▶ **Task directions**
Collect all lines from the listing that include the string "тебе".
══ Listed entries ══
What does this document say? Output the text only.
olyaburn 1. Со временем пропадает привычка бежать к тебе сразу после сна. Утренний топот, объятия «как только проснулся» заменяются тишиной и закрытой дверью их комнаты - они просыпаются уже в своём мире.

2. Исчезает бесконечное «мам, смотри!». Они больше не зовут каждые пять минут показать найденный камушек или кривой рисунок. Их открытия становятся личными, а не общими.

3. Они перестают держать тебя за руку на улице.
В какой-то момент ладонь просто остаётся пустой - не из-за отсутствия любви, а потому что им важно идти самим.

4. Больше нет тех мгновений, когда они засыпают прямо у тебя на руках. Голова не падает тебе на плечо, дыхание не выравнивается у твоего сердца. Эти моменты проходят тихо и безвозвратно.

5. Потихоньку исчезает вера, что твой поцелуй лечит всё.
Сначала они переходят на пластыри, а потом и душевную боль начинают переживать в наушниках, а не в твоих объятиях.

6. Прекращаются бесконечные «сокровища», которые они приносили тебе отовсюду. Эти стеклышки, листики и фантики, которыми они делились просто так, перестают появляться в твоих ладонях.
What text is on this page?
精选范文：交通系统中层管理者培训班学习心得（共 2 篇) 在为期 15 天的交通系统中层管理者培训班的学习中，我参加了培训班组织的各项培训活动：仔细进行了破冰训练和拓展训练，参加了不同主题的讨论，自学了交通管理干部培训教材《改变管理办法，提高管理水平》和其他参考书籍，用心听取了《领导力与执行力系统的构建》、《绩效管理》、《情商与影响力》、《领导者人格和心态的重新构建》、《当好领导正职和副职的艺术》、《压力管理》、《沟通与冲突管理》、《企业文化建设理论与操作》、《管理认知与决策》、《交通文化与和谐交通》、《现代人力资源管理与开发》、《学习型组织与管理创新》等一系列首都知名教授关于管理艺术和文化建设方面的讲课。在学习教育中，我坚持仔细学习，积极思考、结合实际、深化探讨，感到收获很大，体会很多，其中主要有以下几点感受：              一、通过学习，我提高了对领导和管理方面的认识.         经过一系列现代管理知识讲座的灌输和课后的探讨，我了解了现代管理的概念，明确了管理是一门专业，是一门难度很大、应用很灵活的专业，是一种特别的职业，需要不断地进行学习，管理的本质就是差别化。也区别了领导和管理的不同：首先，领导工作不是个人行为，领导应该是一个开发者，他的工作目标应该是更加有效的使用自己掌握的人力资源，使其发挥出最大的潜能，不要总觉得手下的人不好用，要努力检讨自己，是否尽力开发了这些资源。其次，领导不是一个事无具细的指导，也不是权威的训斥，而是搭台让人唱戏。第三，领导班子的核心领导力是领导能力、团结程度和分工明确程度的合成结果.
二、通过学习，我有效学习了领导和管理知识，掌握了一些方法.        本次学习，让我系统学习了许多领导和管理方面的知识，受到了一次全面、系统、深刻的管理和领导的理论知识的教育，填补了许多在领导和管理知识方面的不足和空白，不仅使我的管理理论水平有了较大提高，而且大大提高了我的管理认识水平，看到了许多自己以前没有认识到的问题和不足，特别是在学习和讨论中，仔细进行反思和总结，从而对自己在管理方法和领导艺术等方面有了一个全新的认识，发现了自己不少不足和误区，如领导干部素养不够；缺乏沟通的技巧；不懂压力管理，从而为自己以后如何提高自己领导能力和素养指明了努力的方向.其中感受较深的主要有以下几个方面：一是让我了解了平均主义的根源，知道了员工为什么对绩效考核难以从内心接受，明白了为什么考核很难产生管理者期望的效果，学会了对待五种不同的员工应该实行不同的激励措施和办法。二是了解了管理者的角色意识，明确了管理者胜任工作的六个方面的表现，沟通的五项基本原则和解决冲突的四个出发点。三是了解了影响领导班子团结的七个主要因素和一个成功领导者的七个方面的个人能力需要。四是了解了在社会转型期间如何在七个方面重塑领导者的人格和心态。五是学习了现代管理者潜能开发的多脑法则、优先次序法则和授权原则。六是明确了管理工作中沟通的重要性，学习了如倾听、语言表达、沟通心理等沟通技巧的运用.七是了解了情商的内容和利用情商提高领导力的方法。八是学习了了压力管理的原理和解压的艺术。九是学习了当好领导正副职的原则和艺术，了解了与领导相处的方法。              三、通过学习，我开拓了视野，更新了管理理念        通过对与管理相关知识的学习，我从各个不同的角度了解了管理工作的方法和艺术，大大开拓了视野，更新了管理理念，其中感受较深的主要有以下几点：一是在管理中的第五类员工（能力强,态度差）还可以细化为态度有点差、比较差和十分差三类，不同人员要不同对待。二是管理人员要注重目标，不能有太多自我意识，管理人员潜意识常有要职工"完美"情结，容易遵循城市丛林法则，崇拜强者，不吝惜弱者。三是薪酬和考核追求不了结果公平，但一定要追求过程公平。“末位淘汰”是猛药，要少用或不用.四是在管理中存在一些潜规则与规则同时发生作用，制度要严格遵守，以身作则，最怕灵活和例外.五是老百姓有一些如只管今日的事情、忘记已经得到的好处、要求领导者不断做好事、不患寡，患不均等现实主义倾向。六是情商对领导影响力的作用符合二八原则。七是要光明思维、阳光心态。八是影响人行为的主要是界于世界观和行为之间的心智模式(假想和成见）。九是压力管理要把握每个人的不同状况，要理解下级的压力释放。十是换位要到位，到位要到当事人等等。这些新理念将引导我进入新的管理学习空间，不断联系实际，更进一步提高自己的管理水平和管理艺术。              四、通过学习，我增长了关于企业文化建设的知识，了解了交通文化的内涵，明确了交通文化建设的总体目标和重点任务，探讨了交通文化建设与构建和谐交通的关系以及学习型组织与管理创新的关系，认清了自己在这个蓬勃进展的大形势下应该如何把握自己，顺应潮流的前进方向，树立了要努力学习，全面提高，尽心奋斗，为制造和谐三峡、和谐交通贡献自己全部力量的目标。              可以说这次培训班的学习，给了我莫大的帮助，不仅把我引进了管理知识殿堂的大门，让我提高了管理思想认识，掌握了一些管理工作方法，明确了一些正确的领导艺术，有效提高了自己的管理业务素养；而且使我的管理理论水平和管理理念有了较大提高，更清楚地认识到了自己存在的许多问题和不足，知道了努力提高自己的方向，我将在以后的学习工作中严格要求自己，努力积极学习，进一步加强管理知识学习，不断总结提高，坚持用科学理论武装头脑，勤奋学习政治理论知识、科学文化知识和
═══
▶ **Solution**
olyaburn 1. Со временем пропадает привычка бежать к тебе сразу после сна. Утренний топот, объятия «как только проснулся» заменяются тишиной и закрытой дверью их комнаты - они просыпаются уже в своём мире.
4. Больше нет тех мгновений, когда они засыпают прямо у тебя на руках. Голова не падает тебе на плечо, дыхание не выравнивается у твоего сердца. Эти моменты проходят тихо и безвозвратно.
6. Прекращаются бесконечные «сокровища», которые они приносили тебе отовсюду. Эти стеклышки, листики и фантики, которыми они делились просто так, перестают появляться в твоих ладонях.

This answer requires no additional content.